Stored data entries:
* * *
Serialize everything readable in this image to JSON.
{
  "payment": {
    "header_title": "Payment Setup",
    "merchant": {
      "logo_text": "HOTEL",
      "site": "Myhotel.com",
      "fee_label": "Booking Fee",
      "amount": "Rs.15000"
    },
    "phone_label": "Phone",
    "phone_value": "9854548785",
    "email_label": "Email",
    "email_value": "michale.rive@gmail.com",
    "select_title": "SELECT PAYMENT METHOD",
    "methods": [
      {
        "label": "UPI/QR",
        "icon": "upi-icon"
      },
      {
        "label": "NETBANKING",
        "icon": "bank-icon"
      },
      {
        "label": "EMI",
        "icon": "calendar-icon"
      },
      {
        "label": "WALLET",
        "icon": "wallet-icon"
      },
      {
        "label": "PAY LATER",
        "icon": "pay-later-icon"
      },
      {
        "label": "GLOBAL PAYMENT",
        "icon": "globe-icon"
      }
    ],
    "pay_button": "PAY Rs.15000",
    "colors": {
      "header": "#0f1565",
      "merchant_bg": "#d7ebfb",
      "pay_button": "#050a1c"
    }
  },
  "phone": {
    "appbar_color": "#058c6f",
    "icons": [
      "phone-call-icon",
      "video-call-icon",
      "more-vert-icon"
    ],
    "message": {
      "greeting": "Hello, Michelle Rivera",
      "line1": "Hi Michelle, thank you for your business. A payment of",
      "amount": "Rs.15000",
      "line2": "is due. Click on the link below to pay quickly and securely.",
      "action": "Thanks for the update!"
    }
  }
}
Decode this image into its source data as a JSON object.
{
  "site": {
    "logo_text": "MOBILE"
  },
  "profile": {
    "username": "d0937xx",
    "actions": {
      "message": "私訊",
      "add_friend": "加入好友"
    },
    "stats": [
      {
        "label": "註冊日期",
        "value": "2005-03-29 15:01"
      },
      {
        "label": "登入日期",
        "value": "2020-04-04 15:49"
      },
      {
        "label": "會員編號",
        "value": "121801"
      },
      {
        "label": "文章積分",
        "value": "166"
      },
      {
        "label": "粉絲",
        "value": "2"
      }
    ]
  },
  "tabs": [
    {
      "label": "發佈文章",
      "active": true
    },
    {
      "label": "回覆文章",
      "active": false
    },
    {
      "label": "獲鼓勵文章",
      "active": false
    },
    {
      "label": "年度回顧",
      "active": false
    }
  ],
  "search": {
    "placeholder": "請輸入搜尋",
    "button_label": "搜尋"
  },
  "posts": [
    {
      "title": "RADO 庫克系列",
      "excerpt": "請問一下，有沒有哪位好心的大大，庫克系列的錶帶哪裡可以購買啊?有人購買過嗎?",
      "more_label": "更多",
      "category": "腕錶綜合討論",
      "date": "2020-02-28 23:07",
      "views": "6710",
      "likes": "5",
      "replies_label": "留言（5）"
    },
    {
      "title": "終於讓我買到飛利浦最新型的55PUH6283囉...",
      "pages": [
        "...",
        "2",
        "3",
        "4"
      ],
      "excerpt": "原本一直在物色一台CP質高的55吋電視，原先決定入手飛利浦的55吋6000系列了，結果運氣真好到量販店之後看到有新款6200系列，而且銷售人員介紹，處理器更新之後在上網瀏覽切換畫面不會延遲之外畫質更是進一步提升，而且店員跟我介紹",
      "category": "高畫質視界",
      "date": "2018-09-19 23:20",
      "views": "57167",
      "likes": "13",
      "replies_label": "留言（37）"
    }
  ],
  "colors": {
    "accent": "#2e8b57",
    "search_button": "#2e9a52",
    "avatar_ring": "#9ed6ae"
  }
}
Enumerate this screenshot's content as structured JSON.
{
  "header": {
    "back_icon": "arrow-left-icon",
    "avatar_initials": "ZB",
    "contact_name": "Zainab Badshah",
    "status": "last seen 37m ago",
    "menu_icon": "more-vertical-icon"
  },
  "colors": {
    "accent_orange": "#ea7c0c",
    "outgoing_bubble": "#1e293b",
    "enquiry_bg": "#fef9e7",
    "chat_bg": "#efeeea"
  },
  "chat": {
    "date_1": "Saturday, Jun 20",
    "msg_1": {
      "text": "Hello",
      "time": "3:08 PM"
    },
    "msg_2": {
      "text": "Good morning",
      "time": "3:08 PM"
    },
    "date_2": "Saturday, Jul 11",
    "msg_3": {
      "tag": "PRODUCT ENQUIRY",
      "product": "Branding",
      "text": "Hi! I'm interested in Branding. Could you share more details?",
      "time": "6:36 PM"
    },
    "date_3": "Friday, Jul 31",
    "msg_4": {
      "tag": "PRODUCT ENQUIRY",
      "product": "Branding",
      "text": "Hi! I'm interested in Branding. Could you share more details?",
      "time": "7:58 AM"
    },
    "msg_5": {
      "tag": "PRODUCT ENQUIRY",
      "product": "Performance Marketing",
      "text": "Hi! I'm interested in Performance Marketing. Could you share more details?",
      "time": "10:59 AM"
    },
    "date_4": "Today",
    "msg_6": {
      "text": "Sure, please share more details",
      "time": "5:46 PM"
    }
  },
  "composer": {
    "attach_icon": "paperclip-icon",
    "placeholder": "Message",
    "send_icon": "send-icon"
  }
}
* * *
Identify every line where the string "details" appears.

      "text": "Hi! I'm interested in Branding. Could you share more details?",
      "text": "Hi! I'm interested in Branding. Could you share more details?",
      "text": "Hi! I'm interested in Performance Marketing. Could you share more details?",
      "text": "Sure, please share more details",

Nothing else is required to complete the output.